[Records from a collection]

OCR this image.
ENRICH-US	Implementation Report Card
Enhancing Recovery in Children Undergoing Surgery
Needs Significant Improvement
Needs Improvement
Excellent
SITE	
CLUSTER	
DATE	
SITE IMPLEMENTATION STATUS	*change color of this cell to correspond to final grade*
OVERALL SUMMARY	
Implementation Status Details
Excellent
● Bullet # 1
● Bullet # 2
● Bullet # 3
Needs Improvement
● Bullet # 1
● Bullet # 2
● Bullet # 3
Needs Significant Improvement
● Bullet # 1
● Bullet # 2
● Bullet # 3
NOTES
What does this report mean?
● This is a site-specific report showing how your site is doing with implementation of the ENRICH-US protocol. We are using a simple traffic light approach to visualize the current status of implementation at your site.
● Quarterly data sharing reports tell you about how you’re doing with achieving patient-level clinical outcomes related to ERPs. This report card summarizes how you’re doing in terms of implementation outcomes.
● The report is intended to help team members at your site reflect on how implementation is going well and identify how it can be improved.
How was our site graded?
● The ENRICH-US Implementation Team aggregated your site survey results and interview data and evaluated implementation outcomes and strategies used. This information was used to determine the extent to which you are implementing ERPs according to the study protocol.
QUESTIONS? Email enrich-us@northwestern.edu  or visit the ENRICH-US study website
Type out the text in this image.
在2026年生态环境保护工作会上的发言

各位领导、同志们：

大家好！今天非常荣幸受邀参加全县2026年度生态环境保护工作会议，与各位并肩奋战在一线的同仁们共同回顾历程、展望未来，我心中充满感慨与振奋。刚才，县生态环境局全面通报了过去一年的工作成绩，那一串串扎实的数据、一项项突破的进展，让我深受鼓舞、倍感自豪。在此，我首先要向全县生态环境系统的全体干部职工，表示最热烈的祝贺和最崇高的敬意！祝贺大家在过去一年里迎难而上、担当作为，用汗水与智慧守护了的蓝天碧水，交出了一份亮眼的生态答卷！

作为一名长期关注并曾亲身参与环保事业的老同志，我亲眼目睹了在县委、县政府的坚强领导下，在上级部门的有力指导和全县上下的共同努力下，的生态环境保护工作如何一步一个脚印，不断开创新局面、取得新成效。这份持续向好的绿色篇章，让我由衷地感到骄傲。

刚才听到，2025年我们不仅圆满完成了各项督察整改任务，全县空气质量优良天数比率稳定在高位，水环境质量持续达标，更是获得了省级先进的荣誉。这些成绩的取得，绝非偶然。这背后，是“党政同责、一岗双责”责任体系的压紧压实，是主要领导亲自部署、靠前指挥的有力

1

[PROBLEM DESCRIPTION] Extract each line of the listing above, copying it word for word.

[COMPLETE RESPONSE]
OCR this image.
ENRICH-US	Implementation Report Card
Enhancing Recovery in Children Undergoing Surgery
Needs Significant Improvement
Needs Improvement
Excellent
SITE	
CLUSTER	
DATE	
SITE IMPLEMENTATION STATUS	*change color of this cell to correspond to final grade*
OVERALL SUMMARY	
Implementation Status Details
Excellent
● Bullet # 1
● Bullet # 2
● Bullet # 3
Needs Improvement
● Bullet # 1
● Bullet # 2
● Bullet # 3
Needs Significant Improvement
● Bullet # 1
● Bullet # 2
● Bullet # 3
NOTES
What does this report mean?
● This is a site-specific report showing how your site is doing with implementation of the ENRICH-US protocol. We are using a simple traffic light approach to visualize the current status of implementation at your site.
● Quarterly data sharing reports tell you about how you’re doing with achieving patient-level clinical outcomes related to ERPs. This report card summarizes how you’re doing in terms of implementation outcomes.
● The report is intended to help team members at your site reflect on how implementation is going well and identify how it can be improved.
How was our site graded?
● The ENRICH-US Implementation Team aggregated your site survey results and interview data and evaluated implementation outcomes and strategies used. This information was used to determine the extent to which you are implementing ERPs according to the study protocol.
QUESTIONS? Email enrich-us@northwestern.edu  or visit the ENRICH-US study website
Type out the text in this image.
在2026年生态环境保护工作会上的发言

各位领导、同志们：

大家好！今天非常荣幸受邀参加全县2026年度生态环境保护工作会议，与各位并肩奋战在一线的同仁们共同回顾历程、展望未来，我心中充满感慨与振奋。刚才，县生态环境局全面通报了过去一年的工作成绩，那一串串扎实的数据、一项项突破的进展，让我深受鼓舞、倍感自豪。在此，我首先要向全县生态环境系统的全体干部职工，表示最热烈的祝贺和最崇高的敬意！祝贺大家在过去一年里迎难而上、担当作为，用汗水与智慧守护了的蓝天碧水，交出了一份亮眼的生态答卷！

作为一名长期关注并曾亲身参与环保事业的老同志，我亲眼目睹了在县委、县政府的坚强领导下，在上级部门的有力指导和全县上下的共同努力下，的生态环境保护工作如何一步一个脚印，不断开创新局面、取得新成效。这份持续向好的绿色篇章，让我由衷地感到骄傲。

刚才听到，2025年我们不仅圆满完成了各项督察整改任务，全县空气质量优良天数比率稳定在高位，水环境质量持续达标，更是获得了省级先进的荣誉。这些成绩的取得，绝非偶然。这背后，是“党政同责、一岗双责”责任体系的压紧压实，是主要领导亲自部署、靠前指挥的有力

1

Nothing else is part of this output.